╭─ Information given
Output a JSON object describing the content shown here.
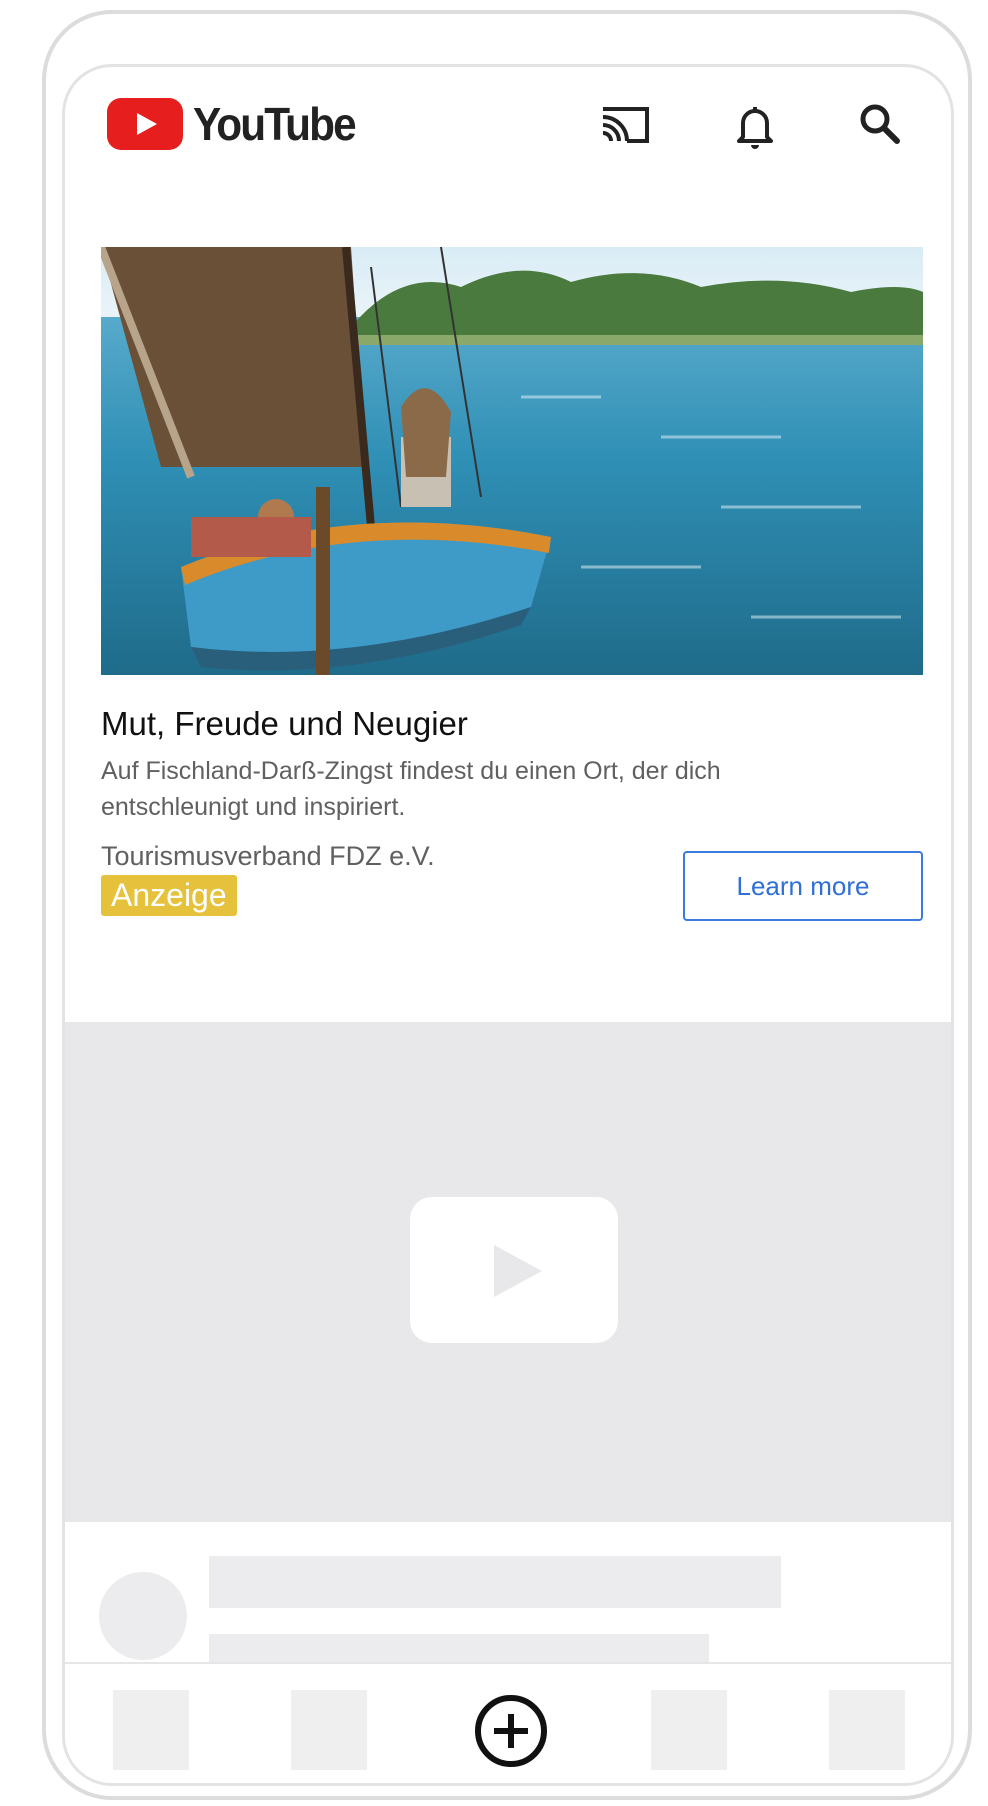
{
  "header": {
    "logo_text": "YouTube",
    "icons": [
      "cast-icon",
      "notifications-icon",
      "search-icon"
    ]
  },
  "ad": {
    "title": "Mut, Freude und Neugier",
    "description": "Auf Fischland-Darß-Zingst findest du einen Ort, der dich entschleunigt und inspiriert.",
    "advertiser": "Tourismusverband FDZ e.V.",
    "badge": "Anzeige",
    "cta_label": "Learn more"
  },
  "bottom_nav": {
    "center_icon": "create-plus-icon"
  },
  "colors": {
    "brand_red": "#e61e1e",
    "badge_yellow": "#e6c13b",
    "cta_blue": "#2f6fd6"
  }
}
╰─
# Objective
Set down the lines of the records above exactly, apart from the pictures.

# Written answer
Output a JSON object describing the content shown here.
{
  "header": {
    "logo_text": "YouTube",
    "icons": [
      "cast-icon",
      "notifications-icon",
      "search-icon"
    ]
  },
  "ad": {
    "title": "Mut, Freude und Neugier",
    "description": "Auf Fischland-Darß-Zingst findest du einen Ort, der dich entschleunigt und inspiriert.",
    "advertiser": "Tourismusverband FDZ e.V.",
    "badge": "Anzeige",
    "cta_label": "Learn more"
  },
  "bottom_nav": {
    "center_icon": "create-plus-icon"
  },
  "colors": {
    "brand_red": "#e61e1e",
    "badge_yellow": "#e6c13b",
    "cta_blue": "#2f6fd6"
  }
}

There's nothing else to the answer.